====== WORKING DATA
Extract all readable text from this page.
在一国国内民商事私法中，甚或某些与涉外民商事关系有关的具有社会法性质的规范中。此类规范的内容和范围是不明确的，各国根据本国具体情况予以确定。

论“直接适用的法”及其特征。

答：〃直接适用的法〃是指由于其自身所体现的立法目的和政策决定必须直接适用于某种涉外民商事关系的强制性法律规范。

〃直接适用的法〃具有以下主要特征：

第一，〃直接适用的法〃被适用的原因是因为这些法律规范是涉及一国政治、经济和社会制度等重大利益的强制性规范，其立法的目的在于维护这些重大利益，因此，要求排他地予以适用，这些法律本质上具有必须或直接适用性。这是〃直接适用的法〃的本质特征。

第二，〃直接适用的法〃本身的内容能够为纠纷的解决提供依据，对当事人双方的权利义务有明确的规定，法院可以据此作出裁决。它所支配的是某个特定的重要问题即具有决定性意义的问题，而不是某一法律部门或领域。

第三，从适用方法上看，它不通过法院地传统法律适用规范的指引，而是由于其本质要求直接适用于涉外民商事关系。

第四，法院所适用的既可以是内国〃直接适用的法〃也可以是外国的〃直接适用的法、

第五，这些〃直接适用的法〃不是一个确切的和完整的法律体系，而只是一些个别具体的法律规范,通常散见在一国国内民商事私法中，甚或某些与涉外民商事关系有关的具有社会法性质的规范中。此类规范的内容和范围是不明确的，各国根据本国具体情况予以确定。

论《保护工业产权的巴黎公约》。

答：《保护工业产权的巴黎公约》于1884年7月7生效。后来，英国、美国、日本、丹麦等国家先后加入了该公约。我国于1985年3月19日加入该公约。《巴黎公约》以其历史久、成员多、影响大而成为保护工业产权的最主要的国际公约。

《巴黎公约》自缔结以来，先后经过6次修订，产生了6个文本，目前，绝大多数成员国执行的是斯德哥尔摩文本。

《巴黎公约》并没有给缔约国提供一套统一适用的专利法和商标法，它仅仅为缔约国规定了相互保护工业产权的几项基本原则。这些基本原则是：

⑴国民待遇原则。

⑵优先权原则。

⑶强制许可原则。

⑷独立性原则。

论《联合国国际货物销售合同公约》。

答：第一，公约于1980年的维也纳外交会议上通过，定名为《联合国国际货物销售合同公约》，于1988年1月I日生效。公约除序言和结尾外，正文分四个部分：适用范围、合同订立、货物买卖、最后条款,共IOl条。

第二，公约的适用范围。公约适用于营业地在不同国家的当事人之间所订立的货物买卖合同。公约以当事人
============
● INSTRUCTIONS FOR THE TASK
Write down every line of the data above that includes the string "联合国国际货物销售合同公约".

● EXERCISE SOLUTION
论《联合国国际货物销售合同公约》。
答：第一，公约于1980年的维也纳外交会议上通过，定名为《联合国国际货物销售合同公约》，于1988年1月I日生效。公约除序言和结尾外，正文分四个部分：适用范围、合同订立、货物买卖、最后条款,共IOl条。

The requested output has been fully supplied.